Records that describe figures
----

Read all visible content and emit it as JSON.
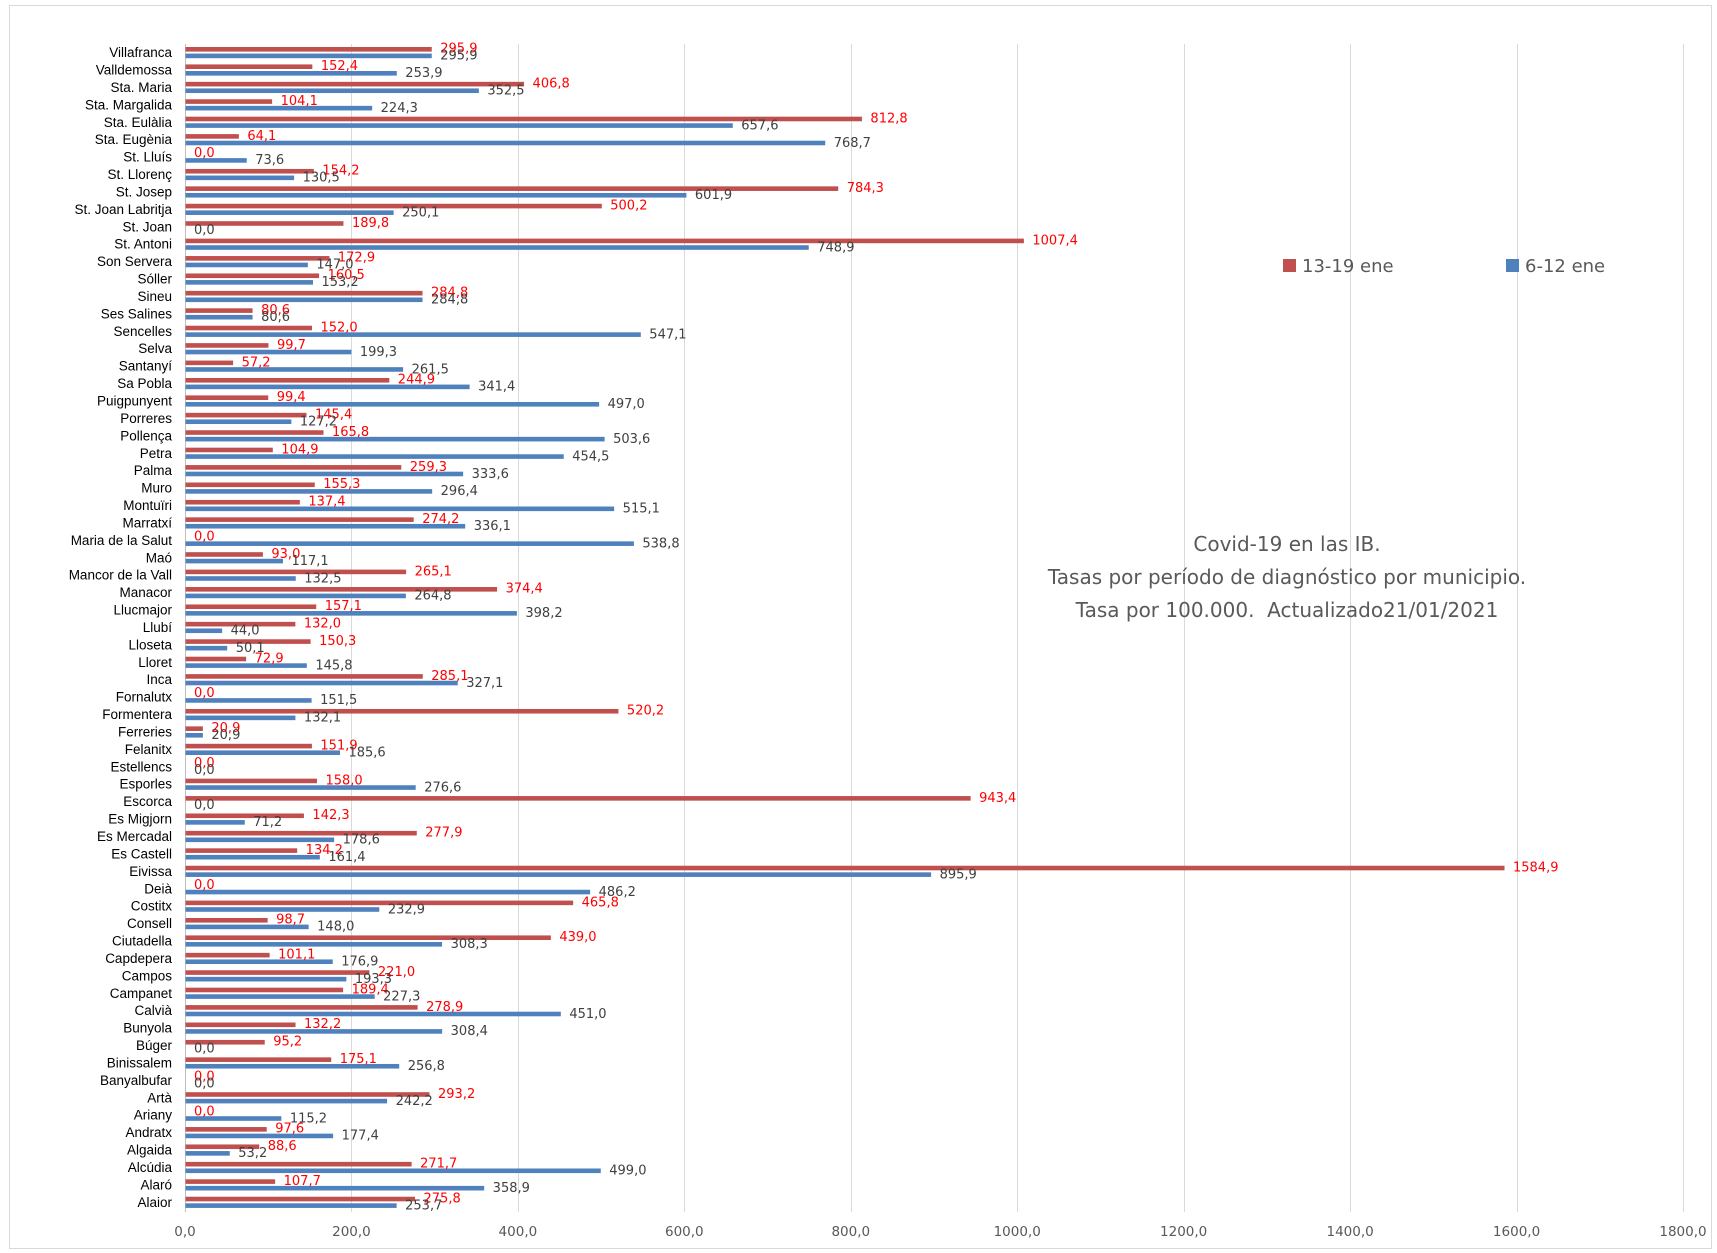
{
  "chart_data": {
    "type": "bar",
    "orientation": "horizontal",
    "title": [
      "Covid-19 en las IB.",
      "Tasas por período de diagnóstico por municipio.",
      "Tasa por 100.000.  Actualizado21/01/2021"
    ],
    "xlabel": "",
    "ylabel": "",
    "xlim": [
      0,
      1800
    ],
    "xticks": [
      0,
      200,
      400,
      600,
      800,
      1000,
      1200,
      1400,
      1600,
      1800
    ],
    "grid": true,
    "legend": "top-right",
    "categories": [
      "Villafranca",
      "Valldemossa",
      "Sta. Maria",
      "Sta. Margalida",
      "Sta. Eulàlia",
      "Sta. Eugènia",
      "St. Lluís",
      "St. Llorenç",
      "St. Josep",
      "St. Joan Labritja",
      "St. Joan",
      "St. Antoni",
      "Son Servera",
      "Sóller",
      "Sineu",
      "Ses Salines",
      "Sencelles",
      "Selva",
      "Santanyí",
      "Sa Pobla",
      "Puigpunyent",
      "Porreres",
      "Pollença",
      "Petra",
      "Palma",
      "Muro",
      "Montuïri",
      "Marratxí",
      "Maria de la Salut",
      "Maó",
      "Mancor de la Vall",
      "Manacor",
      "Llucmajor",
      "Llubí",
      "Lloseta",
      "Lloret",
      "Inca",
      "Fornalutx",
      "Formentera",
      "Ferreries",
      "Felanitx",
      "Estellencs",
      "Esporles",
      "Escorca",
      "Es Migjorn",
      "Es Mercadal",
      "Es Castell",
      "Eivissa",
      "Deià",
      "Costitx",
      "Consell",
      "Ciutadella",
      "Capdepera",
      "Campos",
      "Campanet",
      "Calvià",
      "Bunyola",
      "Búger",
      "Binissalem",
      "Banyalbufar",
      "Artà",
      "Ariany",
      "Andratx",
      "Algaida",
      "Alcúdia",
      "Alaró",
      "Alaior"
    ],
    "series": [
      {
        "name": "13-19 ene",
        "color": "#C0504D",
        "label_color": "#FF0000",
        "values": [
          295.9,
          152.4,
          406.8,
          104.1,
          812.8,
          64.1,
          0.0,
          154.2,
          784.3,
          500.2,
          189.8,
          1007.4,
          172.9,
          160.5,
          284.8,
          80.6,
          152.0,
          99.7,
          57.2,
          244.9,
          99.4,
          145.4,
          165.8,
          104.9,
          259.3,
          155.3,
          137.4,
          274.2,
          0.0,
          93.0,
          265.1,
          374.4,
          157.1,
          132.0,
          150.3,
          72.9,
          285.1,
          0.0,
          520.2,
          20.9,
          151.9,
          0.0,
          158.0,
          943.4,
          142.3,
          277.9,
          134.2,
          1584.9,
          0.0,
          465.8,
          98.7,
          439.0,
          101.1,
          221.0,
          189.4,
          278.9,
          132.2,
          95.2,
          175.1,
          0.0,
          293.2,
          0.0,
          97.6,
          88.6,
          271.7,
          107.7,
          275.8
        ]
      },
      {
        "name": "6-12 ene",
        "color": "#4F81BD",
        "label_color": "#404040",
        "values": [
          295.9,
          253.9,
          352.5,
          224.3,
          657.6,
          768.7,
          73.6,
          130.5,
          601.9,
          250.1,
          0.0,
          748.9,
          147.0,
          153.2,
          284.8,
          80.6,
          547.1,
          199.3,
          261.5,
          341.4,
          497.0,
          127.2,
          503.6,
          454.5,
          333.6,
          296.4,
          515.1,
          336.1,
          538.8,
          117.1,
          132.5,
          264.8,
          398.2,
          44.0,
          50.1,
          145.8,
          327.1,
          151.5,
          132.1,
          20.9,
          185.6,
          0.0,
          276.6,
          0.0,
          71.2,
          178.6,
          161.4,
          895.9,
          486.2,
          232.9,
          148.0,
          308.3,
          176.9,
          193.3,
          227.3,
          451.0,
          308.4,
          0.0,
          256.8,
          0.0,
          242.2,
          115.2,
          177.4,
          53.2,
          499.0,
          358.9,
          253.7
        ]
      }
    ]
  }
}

----

**Exercise**
The records above should be reproduced exactly, with no pictures included.

**Response to the exercise**
Read all visible content and emit it as JSON.
{
  "chart_data": {
    "type": "bar",
    "orientation": "horizontal",
    "title": [
      "Covid-19 en las IB.",
      "Tasas por período de diagnóstico por municipio.",
      "Tasa por 100.000.  Actualizado21/01/2021"
    ],
    "xlabel": "",
    "ylabel": "",
    "xlim": [
      0,
      1800
    ],
    "xticks": [
      0,
      200,
      400,
      600,
      800,
      1000,
      1200,
      1400,
      1600,
      1800
    ],
    "grid": true,
    "legend": "top-right",
    "categories": [
      "Villafranca",
      "Valldemossa",
      "Sta. Maria",
      "Sta. Margalida",
      "Sta. Eulàlia",
      "Sta. Eugènia",
      "St. Lluís",
      "St. Llorenç",
      "St. Josep",
      "St. Joan Labritja",
      "St. Joan",
      "St. Antoni",
      "Son Servera",
      "Sóller",
      "Sineu",
      "Ses Salines",
      "Sencelles",
      "Selva",
      "Santanyí",
      "Sa Pobla",
      "Puigpunyent",
      "Porreres",
      "Pollença",
      "Petra",
      "Palma",
      "Muro",
      "Montuïri",
      "Marratxí",
      "Maria de la Salut",
      "Maó",
      "Mancor de la Vall",
      "Manacor",
      "Llucmajor",
      "Llubí",
      "Lloseta",
      "Lloret",
      "Inca",
      "Fornalutx",
      "Formentera",
      "Ferreries",
      "Felanitx",
      "Estellencs",
      "Esporles",
      "Escorca",
      "Es Migjorn",
      "Es Mercadal",
      "Es Castell",
      "Eivissa",
      "Deià",
      "Costitx",
      "Consell",
      "Ciutadella",
      "Capdepera",
      "Campos",
      "Campanet",
      "Calvià",
      "Bunyola",
      "Búger",
      "Binissalem",
      "Banyalbufar",
      "Artà",
      "Ariany",
      "Andratx",
      "Algaida",
      "Alcúdia",
      "Alaró",
      "Alaior"
    ],
    "series": [
      {
        "name": "13-19 ene",
        "color": "#C0504D",
        "label_color": "#FF0000",
        "values": [
          295.9,
          152.4,
          406.8,
          104.1,
          812.8,
          64.1,
          0.0,
          154.2,
          784.3,
          500.2,
          189.8,
          1007.4,
          172.9,
          160.5,
          284.8,
          80.6,
          152.0,
          99.7,
          57.2,
          244.9,
          99.4,
          145.4,
          165.8,
          104.9,
          259.3,
          155.3,
          137.4,
          274.2,
          0.0,
          93.0,
          265.1,
          374.4,
          157.1,
          132.0,
          150.3,
          72.9,
          285.1,
          0.0,
          520.2,
          20.9,
          151.9,
          0.0,
          158.0,
          943.4,
          142.3,
          277.9,
          134.2,
          1584.9,
          0.0,
          465.8,
          98.7,
          439.0,
          101.1,
          221.0,
          189.4,
          278.9,
          132.2,
          95.2,
          175.1,
          0.0,
          293.2,
          0.0,
          97.6,
          88.6,
          271.7,
          107.7,
          275.8
        ]
      },
      {
        "name": "6-12 ene",
        "color": "#4F81BD",
        "label_color": "#404040",
        "values": [
          295.9,
          253.9,
          352.5,
          224.3,
          657.6,
          768.7,
          73.6,
          130.5,
          601.9,
          250.1,
          0.0,
          748.9,
          147.0,
          153.2,
          284.8,
          80.6,
          547.1,
          199.3,
          261.5,
          341.4,
          497.0,
          127.2,
          503.6,
          454.5,
          333.6,
          296.4,
          515.1,
          336.1,
          538.8,
          117.1,
          132.5,
          264.8,
          398.2,
          44.0,
          50.1,
          145.8,
          327.1,
          151.5,
          132.1,
          20.9,
          185.6,
          0.0,
          276.6,
          0.0,
          71.2,
          178.6,
          161.4,
          895.9,
          486.2,
          232.9,
          148.0,
          308.3,
          176.9,
          193.3,
          227.3,
          451.0,
          308.4,
          0.0,
          256.8,
          0.0,
          242.2,
          115.2,
          177.4,
          53.2,
          499.0,
          358.9,
          253.7
        ]
      }
    ]
  }
}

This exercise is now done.